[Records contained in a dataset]

--------------------------------------------------

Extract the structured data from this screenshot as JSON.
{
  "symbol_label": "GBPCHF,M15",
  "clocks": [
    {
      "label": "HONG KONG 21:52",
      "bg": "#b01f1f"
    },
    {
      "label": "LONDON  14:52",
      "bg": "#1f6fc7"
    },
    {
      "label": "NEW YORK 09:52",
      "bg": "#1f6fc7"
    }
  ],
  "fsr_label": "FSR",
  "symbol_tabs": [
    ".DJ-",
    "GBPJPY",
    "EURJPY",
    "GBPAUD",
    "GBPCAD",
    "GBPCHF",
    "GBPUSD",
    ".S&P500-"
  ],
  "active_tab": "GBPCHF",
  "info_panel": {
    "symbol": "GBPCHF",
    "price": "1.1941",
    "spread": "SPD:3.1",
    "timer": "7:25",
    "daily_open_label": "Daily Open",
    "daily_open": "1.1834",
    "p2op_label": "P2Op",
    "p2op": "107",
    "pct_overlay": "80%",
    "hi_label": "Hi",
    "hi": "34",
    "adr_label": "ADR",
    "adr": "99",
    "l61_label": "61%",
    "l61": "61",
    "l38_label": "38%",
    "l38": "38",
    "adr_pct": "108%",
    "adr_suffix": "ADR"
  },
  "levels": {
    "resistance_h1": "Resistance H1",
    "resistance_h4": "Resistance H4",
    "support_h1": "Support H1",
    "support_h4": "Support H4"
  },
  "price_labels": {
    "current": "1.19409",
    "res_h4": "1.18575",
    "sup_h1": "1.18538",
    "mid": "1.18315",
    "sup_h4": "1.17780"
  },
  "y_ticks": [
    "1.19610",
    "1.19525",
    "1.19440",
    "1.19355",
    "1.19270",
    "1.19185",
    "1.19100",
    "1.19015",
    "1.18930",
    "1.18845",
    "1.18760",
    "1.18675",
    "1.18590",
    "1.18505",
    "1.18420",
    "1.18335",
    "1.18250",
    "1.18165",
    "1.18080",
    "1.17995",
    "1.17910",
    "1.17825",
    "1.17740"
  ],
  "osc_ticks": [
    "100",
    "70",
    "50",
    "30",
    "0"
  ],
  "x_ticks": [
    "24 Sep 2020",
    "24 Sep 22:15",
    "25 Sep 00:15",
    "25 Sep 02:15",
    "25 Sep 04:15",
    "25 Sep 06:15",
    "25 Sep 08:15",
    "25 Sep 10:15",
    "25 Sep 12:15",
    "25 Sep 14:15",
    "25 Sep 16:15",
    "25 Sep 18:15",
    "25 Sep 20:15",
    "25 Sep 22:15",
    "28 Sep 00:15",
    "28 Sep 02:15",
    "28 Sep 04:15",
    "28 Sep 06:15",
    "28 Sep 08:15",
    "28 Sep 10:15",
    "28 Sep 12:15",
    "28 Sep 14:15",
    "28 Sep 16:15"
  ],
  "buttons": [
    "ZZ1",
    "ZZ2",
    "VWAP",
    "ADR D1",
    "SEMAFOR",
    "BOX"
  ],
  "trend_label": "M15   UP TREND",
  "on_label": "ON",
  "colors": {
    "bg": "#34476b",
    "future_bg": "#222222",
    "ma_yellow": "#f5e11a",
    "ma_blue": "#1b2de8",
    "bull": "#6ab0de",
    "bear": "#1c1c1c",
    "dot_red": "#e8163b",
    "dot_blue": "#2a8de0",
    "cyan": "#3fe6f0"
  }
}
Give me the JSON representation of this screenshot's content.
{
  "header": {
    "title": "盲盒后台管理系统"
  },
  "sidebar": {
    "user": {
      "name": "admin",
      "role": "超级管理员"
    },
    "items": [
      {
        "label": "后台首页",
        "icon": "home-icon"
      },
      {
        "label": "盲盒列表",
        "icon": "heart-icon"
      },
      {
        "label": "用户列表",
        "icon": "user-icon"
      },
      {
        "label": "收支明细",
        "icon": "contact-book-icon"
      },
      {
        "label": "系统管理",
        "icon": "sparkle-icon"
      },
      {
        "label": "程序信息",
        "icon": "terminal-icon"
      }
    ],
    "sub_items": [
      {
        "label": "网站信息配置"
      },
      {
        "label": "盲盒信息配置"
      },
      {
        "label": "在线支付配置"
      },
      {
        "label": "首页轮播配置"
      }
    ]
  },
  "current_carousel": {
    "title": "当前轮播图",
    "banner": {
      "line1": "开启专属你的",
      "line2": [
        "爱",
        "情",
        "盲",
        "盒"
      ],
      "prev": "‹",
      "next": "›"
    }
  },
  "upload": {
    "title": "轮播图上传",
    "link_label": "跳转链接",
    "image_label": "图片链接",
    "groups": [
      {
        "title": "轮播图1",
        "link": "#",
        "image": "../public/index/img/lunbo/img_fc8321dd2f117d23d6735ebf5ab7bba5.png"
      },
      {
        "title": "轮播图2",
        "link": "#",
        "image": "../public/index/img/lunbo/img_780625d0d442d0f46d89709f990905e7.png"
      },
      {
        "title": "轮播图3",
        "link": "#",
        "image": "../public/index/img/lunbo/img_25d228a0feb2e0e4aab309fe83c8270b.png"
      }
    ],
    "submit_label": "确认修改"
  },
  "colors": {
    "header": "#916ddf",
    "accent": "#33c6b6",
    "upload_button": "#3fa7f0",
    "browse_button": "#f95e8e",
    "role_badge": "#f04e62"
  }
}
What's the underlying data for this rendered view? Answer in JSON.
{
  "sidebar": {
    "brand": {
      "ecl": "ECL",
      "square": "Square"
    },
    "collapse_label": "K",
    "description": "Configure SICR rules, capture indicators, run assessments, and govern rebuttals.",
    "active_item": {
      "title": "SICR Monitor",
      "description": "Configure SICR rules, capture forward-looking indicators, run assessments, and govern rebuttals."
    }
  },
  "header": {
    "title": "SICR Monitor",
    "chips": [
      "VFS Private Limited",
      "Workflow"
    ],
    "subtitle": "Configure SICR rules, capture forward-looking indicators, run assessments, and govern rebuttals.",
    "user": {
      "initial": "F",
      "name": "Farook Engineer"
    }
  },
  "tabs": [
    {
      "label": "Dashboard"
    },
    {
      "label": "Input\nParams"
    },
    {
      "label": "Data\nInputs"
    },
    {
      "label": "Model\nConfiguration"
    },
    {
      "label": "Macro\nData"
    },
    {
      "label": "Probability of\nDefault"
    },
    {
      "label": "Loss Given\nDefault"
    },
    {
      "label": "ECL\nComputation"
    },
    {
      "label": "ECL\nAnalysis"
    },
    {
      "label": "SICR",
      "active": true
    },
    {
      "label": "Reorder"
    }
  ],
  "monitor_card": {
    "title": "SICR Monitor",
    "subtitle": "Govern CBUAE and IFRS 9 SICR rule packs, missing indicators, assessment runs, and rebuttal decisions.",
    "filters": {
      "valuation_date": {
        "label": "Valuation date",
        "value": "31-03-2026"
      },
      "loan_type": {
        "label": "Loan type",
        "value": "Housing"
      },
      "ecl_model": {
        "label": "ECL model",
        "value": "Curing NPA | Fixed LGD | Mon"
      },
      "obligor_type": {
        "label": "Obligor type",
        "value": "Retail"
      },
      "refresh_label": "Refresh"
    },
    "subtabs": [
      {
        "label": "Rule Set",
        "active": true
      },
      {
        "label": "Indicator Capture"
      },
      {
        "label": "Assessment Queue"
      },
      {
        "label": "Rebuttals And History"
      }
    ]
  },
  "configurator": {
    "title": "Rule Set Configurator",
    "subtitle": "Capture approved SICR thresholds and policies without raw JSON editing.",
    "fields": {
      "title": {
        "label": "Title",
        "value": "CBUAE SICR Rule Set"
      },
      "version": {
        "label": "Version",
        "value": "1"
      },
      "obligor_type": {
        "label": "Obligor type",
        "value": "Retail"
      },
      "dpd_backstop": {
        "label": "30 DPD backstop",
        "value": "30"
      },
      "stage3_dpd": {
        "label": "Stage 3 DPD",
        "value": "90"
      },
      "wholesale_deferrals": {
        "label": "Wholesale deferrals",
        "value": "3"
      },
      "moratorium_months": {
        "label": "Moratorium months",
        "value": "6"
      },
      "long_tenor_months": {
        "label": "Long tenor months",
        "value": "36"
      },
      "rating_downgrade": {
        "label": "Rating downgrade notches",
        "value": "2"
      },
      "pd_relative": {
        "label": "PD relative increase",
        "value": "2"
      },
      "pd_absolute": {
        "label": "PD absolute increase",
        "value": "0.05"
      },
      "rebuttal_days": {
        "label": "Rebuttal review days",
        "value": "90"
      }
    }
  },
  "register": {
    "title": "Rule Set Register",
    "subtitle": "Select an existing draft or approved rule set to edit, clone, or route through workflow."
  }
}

--------------------------------------------------

• What is asked: From the listing, copy every line where the string "subtitle" appears.

• Solution:
    "subtitle": "Configure SICR rules, capture forward-looking indicators, run assessments, and govern rebuttals.",
    "subtitle": "Govern CBUAE and IFRS 9 SICR rule packs, missing indicators, assessment runs, and rebuttal decisions.",
    "subtitle": "Capture approved SICR thresholds and policies without raw JSON editing.",
    "subtitle": "Select an existing draft or approved rule set to edit, clone, or route through workflow."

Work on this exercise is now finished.